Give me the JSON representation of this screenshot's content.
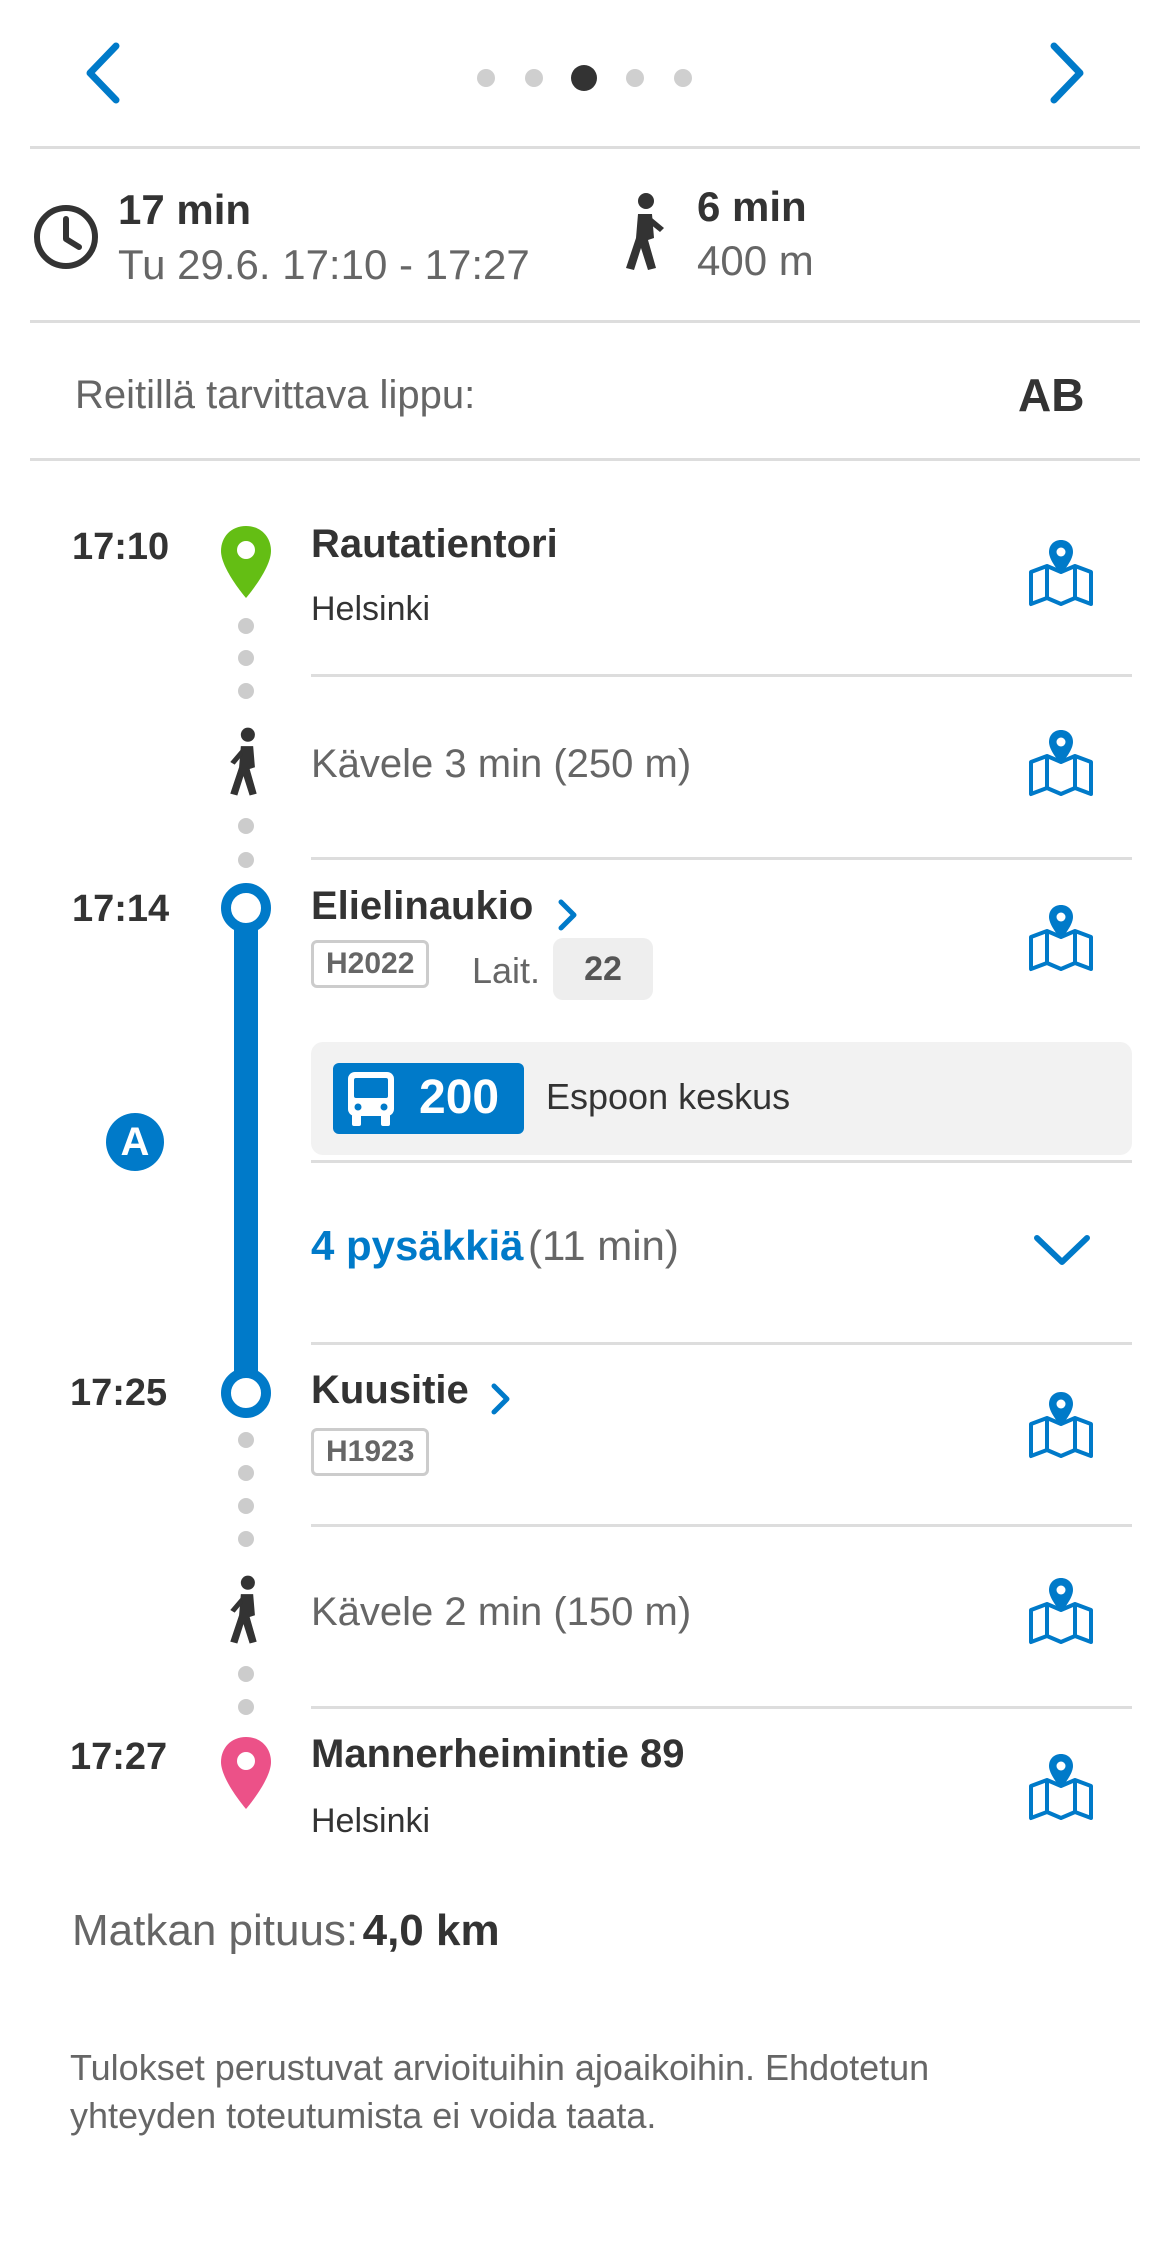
{
  "header": {
    "pager": {
      "count": 5,
      "active_index": 2
    }
  },
  "summary": {
    "duration": "17 min",
    "date_time": "Tu 29.6. 17:10 - 17:27",
    "walk_duration": "6 min",
    "walk_distance": "400 m"
  },
  "ticket": {
    "label": "Reitillä tarvittava lippu:",
    "zones": "AB"
  },
  "itinerary": {
    "origin": {
      "time": "17:10",
      "name": "Rautatientori",
      "city": "Helsinki"
    },
    "walk1": {
      "text": "Kävele 3 min (250 m)"
    },
    "board": {
      "time": "17:14",
      "name": "Elielinaukio",
      "code": "H2022",
      "platform_label": "Lait.",
      "platform": "22"
    },
    "leg": {
      "line": "200",
      "headsign": "Espoon keskus",
      "zone": "A",
      "stops_link": "4 pysäkkiä",
      "stops_duration": "(11 min)"
    },
    "alight": {
      "time": "17:25",
      "name": "Kuusitie",
      "code": "H1923"
    },
    "walk2": {
      "text": "Kävele 2 min (150 m)"
    },
    "destination": {
      "time": "17:27",
      "name": "Mannerheimintie 89",
      "city": "Helsinki"
    }
  },
  "footer": {
    "length_label": "Matkan pituus:",
    "length_value": "4,0 km",
    "disclaimer": "Tulokset perustuvat arvioituihin ajoaikoihin. Ehdotetun yhteyden toteutumista ei voida taata."
  },
  "colors": {
    "accent": "#007ac9",
    "origin_pin": "#64be14",
    "destination_pin": "#ec5188",
    "text": "#333333",
    "muted": "#666666"
  }
}
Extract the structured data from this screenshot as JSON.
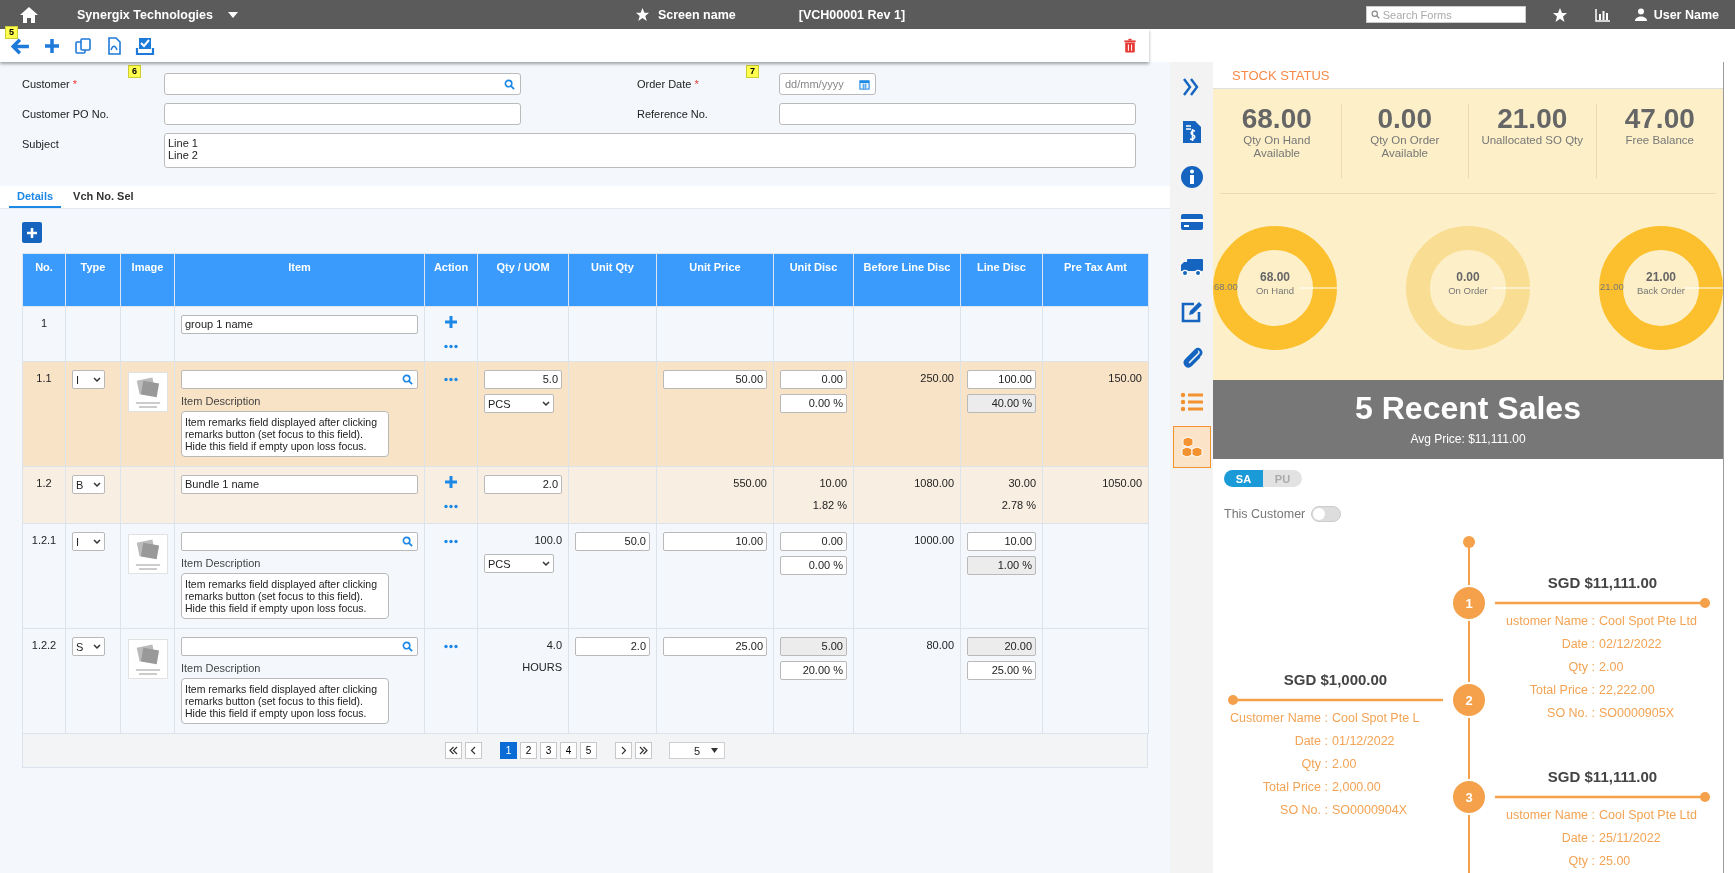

..........

● WHAT YOU HAVE TO DO
Report only the number of lines in the listing that contain the word "name".

● PROBLEM SOLUTION
4